---------- Input for this task ----------

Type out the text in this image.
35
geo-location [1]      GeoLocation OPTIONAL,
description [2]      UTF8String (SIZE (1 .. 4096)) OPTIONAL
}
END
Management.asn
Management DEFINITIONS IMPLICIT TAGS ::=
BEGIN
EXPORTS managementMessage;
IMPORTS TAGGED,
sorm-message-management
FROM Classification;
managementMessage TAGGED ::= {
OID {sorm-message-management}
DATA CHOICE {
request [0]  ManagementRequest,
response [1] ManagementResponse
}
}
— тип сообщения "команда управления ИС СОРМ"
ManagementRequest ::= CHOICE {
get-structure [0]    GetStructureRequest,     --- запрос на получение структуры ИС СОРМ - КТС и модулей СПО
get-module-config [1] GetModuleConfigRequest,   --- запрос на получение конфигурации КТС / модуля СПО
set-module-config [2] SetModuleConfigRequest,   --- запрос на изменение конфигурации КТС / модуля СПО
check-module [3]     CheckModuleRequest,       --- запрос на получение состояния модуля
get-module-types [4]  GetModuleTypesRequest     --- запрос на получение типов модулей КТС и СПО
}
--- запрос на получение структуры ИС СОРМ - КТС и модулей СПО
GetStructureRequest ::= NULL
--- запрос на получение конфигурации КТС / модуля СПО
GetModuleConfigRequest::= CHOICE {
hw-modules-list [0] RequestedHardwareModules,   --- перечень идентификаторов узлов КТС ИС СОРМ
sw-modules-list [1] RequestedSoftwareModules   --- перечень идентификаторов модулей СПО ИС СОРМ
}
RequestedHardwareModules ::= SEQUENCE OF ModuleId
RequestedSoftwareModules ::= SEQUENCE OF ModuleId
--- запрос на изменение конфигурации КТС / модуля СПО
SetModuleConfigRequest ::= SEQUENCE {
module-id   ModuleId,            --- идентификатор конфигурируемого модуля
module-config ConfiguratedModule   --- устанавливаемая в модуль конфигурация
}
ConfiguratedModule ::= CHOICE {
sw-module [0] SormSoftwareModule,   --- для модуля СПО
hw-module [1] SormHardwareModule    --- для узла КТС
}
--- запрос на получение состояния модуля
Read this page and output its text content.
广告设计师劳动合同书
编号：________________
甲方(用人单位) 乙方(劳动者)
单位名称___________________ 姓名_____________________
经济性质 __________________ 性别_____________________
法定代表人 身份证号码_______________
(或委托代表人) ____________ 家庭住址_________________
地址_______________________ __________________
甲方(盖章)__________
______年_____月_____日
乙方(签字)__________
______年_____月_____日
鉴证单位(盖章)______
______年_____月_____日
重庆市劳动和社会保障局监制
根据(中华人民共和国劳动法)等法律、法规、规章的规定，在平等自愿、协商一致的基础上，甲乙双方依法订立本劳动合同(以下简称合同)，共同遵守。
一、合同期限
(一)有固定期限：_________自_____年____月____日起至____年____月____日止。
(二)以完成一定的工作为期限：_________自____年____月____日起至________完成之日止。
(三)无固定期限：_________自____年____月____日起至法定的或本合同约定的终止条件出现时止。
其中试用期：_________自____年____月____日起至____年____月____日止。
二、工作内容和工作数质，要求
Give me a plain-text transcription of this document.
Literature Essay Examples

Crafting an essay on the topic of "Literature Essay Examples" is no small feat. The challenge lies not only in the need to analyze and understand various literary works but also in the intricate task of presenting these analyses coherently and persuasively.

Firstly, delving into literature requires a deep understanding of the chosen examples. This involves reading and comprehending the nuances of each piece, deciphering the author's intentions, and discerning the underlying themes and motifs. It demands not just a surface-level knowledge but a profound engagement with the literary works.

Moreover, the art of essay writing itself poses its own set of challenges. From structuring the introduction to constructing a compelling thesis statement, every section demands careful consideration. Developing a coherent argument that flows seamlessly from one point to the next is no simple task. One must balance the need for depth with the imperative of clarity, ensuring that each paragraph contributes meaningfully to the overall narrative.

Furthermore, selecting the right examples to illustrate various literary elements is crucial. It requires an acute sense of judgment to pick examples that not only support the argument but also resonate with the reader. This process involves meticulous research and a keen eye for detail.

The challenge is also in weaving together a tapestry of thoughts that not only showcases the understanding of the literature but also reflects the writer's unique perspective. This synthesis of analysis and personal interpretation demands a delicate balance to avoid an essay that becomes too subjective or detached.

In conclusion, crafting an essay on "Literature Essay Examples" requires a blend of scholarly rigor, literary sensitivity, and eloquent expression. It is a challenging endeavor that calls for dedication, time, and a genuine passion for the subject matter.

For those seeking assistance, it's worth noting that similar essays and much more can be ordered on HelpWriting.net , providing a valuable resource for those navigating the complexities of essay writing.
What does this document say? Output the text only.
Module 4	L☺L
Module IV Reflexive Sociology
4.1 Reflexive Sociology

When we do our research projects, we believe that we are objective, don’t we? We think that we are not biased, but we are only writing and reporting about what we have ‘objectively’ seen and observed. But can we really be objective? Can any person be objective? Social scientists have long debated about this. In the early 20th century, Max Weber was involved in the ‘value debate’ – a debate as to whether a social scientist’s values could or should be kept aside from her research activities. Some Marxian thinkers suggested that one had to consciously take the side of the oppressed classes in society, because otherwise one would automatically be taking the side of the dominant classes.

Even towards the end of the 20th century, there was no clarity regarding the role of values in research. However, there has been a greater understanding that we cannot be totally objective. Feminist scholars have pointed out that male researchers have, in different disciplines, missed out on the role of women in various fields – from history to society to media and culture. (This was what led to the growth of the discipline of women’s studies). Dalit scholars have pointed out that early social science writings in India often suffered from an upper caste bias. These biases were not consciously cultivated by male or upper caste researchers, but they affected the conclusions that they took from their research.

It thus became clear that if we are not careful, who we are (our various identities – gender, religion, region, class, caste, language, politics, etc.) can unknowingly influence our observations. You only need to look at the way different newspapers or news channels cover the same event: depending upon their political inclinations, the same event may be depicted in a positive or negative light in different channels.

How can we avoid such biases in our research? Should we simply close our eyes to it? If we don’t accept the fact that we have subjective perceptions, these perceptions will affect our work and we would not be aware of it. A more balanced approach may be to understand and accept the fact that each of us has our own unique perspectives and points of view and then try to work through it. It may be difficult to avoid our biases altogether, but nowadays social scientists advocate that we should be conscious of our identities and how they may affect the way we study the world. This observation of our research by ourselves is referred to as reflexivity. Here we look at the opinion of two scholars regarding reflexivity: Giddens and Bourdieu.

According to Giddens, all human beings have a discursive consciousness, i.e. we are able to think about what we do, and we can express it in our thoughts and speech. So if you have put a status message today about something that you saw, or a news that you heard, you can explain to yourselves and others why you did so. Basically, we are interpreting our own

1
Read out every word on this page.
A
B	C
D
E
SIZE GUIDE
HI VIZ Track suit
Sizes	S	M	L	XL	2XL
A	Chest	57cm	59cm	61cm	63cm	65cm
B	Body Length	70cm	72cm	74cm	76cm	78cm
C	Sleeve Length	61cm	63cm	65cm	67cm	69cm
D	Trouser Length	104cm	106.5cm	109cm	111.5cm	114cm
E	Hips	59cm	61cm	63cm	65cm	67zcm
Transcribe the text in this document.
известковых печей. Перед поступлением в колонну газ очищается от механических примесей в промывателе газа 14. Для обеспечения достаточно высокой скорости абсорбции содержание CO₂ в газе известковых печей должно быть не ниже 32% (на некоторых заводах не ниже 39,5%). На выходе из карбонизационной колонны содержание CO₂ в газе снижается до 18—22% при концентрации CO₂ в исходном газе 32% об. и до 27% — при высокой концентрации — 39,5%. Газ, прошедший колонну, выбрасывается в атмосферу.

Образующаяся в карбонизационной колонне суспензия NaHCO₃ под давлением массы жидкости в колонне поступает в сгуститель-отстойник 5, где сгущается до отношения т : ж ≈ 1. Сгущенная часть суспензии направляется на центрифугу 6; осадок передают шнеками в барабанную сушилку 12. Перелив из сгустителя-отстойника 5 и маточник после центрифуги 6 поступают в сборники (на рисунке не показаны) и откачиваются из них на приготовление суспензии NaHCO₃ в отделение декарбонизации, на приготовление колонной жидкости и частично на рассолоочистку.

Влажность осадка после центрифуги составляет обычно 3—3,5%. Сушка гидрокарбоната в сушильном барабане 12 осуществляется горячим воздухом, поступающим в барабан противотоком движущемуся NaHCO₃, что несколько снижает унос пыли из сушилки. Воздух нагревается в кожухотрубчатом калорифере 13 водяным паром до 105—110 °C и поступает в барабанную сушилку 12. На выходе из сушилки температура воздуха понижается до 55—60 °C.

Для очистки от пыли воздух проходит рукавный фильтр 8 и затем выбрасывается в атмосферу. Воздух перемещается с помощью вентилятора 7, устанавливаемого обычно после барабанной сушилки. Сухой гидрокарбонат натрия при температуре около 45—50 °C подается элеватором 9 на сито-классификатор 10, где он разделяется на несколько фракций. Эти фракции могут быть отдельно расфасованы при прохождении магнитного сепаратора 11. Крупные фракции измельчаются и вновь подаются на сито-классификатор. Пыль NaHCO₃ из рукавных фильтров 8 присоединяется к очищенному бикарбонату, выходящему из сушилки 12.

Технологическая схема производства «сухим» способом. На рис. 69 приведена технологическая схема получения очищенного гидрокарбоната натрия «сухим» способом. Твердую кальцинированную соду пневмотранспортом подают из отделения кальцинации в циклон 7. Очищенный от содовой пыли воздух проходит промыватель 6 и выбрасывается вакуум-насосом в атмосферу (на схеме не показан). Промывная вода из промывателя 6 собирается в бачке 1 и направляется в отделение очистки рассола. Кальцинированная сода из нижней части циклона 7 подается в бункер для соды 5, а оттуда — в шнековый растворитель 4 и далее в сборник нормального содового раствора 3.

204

----------

* [Task to complete] Look through the entries and find each line that has the string "Length". Copy those lines.

* [Reply]
B	Body Length	70cm	72cm	74cm	76cm	78cm
C	Sleeve Length	61cm	63cm	65cm	67cm	69cm
D	Trouser Length	104cm	106.5cm	109cm	111.5cm	114cm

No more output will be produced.